Your instructions: Look through the material below, count the lines containing the word "мест", and state only the count.

Dataset items:
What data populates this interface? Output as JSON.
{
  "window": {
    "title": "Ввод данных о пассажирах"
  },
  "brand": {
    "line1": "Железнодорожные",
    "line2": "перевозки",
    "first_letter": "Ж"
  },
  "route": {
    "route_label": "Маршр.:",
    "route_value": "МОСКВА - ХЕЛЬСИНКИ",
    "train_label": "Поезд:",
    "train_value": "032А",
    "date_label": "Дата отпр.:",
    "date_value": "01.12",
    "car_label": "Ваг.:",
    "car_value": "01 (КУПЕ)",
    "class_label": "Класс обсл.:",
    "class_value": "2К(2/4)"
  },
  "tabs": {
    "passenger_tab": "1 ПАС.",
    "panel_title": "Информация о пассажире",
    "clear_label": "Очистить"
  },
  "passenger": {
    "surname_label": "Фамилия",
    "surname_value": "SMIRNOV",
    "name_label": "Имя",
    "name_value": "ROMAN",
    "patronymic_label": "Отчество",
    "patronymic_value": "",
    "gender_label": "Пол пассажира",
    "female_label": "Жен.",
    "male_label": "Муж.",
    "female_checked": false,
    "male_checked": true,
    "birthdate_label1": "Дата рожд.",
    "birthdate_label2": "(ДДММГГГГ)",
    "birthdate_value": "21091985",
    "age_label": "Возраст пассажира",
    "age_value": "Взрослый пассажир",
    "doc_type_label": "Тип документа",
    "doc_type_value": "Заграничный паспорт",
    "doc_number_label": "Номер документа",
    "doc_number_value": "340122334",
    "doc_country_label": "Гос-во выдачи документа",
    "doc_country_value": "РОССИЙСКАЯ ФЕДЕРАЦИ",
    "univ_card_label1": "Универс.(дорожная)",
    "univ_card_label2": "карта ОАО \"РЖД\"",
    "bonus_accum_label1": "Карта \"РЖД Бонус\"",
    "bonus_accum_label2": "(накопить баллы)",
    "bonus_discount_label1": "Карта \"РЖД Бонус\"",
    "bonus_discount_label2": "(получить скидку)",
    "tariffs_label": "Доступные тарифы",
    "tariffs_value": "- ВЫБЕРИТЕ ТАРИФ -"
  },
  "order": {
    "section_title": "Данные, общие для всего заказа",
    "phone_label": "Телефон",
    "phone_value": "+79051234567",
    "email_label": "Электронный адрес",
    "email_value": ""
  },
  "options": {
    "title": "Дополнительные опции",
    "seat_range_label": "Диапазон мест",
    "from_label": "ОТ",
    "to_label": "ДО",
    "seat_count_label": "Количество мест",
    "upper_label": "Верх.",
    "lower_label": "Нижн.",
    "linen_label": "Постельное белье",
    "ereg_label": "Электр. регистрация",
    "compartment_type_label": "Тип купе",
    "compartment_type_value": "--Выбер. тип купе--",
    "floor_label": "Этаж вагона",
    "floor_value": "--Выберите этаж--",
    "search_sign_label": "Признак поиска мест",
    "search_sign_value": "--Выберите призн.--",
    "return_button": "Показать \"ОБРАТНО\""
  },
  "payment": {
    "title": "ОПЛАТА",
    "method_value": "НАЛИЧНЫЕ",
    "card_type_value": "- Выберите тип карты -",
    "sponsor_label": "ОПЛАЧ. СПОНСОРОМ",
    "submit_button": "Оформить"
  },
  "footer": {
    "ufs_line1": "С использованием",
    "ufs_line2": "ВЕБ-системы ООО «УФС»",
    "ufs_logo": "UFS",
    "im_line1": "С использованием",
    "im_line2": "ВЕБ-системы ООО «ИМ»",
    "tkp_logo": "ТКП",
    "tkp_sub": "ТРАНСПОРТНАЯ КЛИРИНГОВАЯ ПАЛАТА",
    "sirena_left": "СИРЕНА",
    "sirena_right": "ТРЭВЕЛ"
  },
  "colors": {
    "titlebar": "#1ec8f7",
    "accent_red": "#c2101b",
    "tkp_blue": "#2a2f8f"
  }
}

Written solution: 3